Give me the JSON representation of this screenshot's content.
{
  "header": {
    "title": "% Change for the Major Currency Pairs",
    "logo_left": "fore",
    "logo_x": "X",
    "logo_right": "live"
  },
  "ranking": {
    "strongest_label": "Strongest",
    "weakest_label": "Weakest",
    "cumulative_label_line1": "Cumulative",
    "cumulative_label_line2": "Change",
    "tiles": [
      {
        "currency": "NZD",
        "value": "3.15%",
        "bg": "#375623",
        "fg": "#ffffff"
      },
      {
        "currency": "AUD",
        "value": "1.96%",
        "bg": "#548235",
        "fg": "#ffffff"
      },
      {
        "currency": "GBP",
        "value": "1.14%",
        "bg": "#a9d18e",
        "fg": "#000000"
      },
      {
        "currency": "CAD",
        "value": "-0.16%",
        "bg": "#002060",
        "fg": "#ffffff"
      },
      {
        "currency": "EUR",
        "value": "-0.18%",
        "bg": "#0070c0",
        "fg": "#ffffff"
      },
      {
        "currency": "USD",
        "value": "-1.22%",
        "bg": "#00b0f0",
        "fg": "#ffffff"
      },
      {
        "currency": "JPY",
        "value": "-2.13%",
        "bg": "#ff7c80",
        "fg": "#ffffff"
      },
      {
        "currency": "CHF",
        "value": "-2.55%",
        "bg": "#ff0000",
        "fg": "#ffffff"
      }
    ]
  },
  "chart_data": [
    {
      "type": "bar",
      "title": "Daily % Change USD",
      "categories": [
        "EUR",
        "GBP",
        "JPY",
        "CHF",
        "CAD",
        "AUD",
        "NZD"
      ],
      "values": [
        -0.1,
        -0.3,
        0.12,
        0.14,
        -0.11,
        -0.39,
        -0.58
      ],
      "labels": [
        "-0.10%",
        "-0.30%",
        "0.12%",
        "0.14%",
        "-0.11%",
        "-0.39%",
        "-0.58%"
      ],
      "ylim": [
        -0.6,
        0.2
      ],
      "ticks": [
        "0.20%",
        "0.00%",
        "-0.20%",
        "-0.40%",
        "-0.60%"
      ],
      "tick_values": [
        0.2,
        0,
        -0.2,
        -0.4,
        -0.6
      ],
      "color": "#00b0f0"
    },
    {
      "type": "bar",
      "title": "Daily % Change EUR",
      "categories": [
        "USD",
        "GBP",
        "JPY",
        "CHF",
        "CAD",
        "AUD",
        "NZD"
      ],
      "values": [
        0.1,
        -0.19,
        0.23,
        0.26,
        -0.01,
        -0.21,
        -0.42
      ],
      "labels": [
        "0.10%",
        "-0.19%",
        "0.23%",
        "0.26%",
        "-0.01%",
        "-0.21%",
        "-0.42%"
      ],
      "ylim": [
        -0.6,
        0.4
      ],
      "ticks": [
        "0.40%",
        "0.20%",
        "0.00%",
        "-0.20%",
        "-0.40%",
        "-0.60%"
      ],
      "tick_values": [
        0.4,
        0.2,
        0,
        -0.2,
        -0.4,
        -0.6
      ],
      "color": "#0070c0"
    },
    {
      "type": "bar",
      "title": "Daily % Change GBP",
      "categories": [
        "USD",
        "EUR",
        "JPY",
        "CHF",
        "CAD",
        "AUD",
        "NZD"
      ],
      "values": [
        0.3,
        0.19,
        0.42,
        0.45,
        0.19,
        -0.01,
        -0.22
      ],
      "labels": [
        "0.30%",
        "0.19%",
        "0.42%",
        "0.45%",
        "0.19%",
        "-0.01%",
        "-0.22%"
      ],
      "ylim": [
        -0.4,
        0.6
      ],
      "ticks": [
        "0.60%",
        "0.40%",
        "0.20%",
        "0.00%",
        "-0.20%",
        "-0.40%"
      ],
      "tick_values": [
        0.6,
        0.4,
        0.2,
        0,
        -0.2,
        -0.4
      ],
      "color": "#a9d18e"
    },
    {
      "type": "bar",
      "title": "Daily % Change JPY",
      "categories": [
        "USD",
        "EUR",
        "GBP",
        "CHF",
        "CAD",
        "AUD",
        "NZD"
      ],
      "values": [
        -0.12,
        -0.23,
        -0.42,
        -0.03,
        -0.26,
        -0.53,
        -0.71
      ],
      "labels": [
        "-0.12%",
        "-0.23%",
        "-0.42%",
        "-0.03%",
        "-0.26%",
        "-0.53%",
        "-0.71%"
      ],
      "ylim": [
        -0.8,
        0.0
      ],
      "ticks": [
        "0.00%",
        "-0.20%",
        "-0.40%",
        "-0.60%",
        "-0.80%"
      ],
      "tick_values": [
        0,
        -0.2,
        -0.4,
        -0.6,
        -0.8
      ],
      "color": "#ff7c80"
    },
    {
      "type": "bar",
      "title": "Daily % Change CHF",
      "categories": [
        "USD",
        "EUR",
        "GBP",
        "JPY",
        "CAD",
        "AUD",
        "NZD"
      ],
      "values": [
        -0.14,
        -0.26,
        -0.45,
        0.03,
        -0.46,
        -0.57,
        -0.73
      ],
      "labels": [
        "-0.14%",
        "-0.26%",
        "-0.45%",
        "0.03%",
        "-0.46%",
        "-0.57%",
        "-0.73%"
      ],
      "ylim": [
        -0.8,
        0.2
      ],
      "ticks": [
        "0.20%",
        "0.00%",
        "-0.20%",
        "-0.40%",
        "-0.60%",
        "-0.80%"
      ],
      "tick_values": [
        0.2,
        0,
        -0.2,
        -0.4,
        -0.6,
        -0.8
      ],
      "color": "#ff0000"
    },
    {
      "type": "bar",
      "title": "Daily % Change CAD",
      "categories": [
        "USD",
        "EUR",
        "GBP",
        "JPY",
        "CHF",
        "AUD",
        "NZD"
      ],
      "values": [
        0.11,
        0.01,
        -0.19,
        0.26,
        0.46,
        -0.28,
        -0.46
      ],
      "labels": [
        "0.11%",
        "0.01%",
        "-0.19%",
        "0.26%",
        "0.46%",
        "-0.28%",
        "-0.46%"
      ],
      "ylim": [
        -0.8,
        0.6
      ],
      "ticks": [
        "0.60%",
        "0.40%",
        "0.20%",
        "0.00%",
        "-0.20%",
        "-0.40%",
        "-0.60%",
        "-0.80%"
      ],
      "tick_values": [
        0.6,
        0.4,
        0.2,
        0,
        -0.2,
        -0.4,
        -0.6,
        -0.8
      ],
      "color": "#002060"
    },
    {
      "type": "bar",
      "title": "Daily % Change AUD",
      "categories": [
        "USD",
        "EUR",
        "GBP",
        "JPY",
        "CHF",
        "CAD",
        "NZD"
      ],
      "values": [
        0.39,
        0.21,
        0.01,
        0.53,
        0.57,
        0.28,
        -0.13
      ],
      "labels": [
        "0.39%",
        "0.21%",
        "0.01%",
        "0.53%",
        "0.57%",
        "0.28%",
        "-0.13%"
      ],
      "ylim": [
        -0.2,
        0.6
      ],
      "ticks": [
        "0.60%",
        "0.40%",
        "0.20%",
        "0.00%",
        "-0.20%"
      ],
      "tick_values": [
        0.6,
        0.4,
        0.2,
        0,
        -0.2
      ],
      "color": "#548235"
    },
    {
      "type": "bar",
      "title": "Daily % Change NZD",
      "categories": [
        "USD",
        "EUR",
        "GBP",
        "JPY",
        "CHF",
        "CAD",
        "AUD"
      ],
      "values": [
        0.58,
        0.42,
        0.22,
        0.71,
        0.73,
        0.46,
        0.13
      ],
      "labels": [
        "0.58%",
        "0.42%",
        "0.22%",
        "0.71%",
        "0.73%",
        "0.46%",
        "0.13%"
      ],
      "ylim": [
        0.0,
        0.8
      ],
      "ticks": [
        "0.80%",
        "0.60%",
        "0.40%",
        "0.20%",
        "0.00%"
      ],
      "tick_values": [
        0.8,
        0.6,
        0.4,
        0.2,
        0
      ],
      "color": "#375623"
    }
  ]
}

--*--

● Your task: Write out all the entries exactly.

● Final result:
Give me the JSON representation of this screenshot's content.
{
  "header": {
    "title": "% Change for the Major Currency Pairs",
    "logo_left": "fore",
    "logo_x": "X",
    "logo_right": "live"
  },
  "ranking": {
    "strongest_label": "Strongest",
    "weakest_label": "Weakest",
    "cumulative_label_line1": "Cumulative",
    "cumulative_label_line2": "Change",
    "tiles": [
      {
        "currency": "NZD",
        "value": "3.15%",
        "bg": "#375623",
        "fg": "#ffffff"
      },
      {
        "currency": "AUD",
        "value": "1.96%",
        "bg": "#548235",
        "fg": "#ffffff"
      },
      {
        "currency": "GBP",
        "value": "1.14%",
        "bg": "#a9d18e",
        "fg": "#000000"
      },
      {
        "currency": "CAD",
        "value": "-0.16%",
        "bg": "#002060",
        "fg": "#ffffff"
      },
      {
        "currency": "EUR",
        "value": "-0.18%",
        "bg": "#0070c0",
        "fg": "#ffffff"
      },
      {
        "currency": "USD",
        "value": "-1.22%",
        "bg": "#00b0f0",
        "fg": "#ffffff"
      },
      {
        "currency": "JPY",
        "value": "-2.13%",
        "bg": "#ff7c80",
        "fg": "#ffffff"
      },
      {
        "currency": "CHF",
        "value": "-2.55%",
        "bg": "#ff0000",
        "fg": "#ffffff"
      }
    ]
  },
  "chart_data": [
    {
      "type": "bar",
      "title": "Daily % Change USD",
      "categories": [
        "EUR",
        "GBP",
        "JPY",
        "CHF",
        "CAD",
        "AUD",
        "NZD"
      ],
      "values": [
        -0.1,
        -0.3,
        0.12,
        0.14,
        -0.11,
        -0.39,
        -0.58
      ],
      "labels": [
        "-0.10%",
        "-0.30%",
        "0.12%",
        "0.14%",
        "-0.11%",
        "-0.39%",
        "-0.58%"
      ],
      "ylim": [
        -0.6,
        0.2
      ],
      "ticks": [
        "0.20%",
        "0.00%",
        "-0.20%",
        "-0.40%",
        "-0.60%"
      ],
      "tick_values": [
        0.2,
        0,
        -0.2,
        -0.4,
        -0.6
      ],
      "color": "#00b0f0"
    },
    {
      "type": "bar",
      "title": "Daily % Change EUR",
      "categories": [
        "USD",
        "GBP",
        "JPY",
        "CHF",
        "CAD",
        "AUD",
        "NZD"
      ],
      "values": [
        0.1,
        -0.19,
        0.23,
        0.26,
        -0.01,
        -0.21,
        -0.42
      ],
      "labels": [
        "0.10%",
        "-0.19%",
        "0.23%",
        "0.26%",
        "-0.01%",
        "-0.21%",
        "-0.42%"
      ],
      "ylim": [
        -0.6,
        0.4
      ],
      "ticks": [
        "0.40%",
        "0.20%",
        "0.00%",
        "-0.20%",
        "-0.40%",
        "-0.60%"
      ],
      "tick_values": [
        0.4,
        0.2,
        0,
        -0.2,
        -0.4,
        -0.6
      ],
      "color": "#0070c0"
    },
    {
      "type": "bar",
      "title": "Daily % Change GBP",
      "categories": [
        "USD",
        "EUR",
        "JPY",
        "CHF",
        "CAD",
        "AUD",
        "NZD"
      ],
      "values": [
        0.3,
        0.19,
        0.42,
        0.45,
        0.19,
        -0.01,
        -0.22
      ],
      "labels": [
        "0.30%",
        "0.19%",
        "0.42%",
        "0.45%",
        "0.19%",
        "-0.01%",
        "-0.22%"
      ],
      "ylim": [
        -0.4,
        0.6
      ],
      "ticks": [
        "0.60%",
        "0.40%",
        "0.20%",
        "0.00%",
        "-0.20%",
        "-0.40%"
      ],
      "tick_values": [
        0.6,
        0.4,
        0.2,
        0,
        -0.2,
        -0.4
      ],
      "color": "#a9d18e"
    },
    {
      "type": "bar",
      "title": "Daily % Change JPY",
      "categories": [
        "USD",
        "EUR",
        "GBP",
        "CHF",
        "CAD",
        "AUD",
        "NZD"
      ],
      "values": [
        -0.12,
        -0.23,
        -0.42,
        -0.03,
        -0.26,
        -0.53,
        -0.71
      ],
      "labels": [
        "-0.12%",
        "-0.23%",
        "-0.42%",
        "-0.03%",
        "-0.26%",
        "-0.53%",
        "-0.71%"
      ],
      "ylim": [
        -0.8,
        0.0
      ],
      "ticks": [
        "0.00%",
        "-0.20%",
        "-0.40%",
        "-0.60%",
        "-0.80%"
      ],
      "tick_values": [
        0,
        -0.2,
        -0.4,
        -0.6,
        -0.8
      ],
      "color": "#ff7c80"
    },
    {
      "type": "bar",
      "title": "Daily % Change CHF",
      "categories": [
        "USD",
        "EUR",
        "GBP",
        "JPY",
        "CAD",
        "AUD",
        "NZD"
      ],
      "values": [
        -0.14,
        -0.26,
        -0.45,
        0.03,
        -0.46,
        -0.57,
        -0.73
      ],
      "labels": [
        "-0.14%",
        "-0.26%",
        "-0.45%",
        "0.03%",
        "-0.46%",
        "-0.57%",
        "-0.73%"
      ],
      "ylim": [
        -0.8,
        0.2
      ],
      "ticks": [
        "0.20%",
        "0.00%",
        "-0.20%",
        "-0.40%",
        "-0.60%",
        "-0.80%"
      ],
      "tick_values": [
        0.2,
        0,
        -0.2,
        -0.4,
        -0.6,
        -0.8
      ],
      "color": "#ff0000"
    },
    {
      "type": "bar",
      "title": "Daily % Change CAD",
      "categories": [
        "USD",
        "EUR",
        "GBP",
        "JPY",
        "CHF",
        "AUD",
        "NZD"
      ],
      "values": [
        0.11,
        0.01,
        -0.19,
        0.26,
        0.46,
        -0.28,
        -0.46
      ],
      "labels": [
        "0.11%",
        "0.01%",
        "-0.19%",
        "0.26%",
        "0.46%",
        "-0.28%",
        "-0.46%"
      ],
      "ylim": [
        -0.8,
        0.6
      ],
      "ticks": [
        "0.60%",
        "0.40%",
        "0.20%",
        "0.00%",
        "-0.20%",
        "-0.40%",
        "-0.60%",
        "-0.80%"
      ],
      "tick_values": [
        0.6,
        0.4,
        0.2,
        0,
        -0.2,
        -0.4,
        -0.6,
        -0.8
      ],
      "color": "#002060"
    },
    {
      "type": "bar",
      "title": "Daily % Change AUD",
      "categories": [
        "USD",
        "EUR",
        "GBP",
        "JPY",
        "CHF",
        "CAD",
        "NZD"
      ],
      "values": [
        0.39,
        0.21,
        0.01,
        0.53,
        0.57,
        0.28,
        -0.13
      ],
      "labels": [
        "0.39%",
        "0.21%",
        "0.01%",
        "0.53%",
        "0.57%",
        "0.28%",
        "-0.13%"
      ],
      "ylim": [
        -0.2,
        0.6
      ],
      "ticks": [
        "0.60%",
        "0.40%",
        "0.20%",
        "0.00%",
        "-0.20%"
      ],
      "tick_values": [
        0.6,
        0.4,
        0.2,
        0,
        -0.2
      ],
      "color": "#548235"
    },
    {
      "type": "bar",
      "title": "Daily % Change NZD",
      "categories": [
        "USD",
        "EUR",
        "GBP",
        "JPY",
        "CHF",
        "CAD",
        "AUD"
      ],
      "values": [
        0.58,
        0.42,
        0.22,
        0.71,
        0.73,
        0.46,
        0.13
      ],
      "labels": [
        "0.58%",
        "0.42%",
        "0.22%",
        "0.71%",
        "0.73%",
        "0.46%",
        "0.13%"
      ],
      "ylim": [
        0.0,
        0.8
      ],
      "ticks": [
        "0.80%",
        "0.60%",
        "0.40%",
        "0.20%",
        "0.00%"
      ],
      "tick_values": [
        0.8,
        0.6,
        0.4,
        0.2,
        0
      ],
      "color": "#375623"
    }
  ]
}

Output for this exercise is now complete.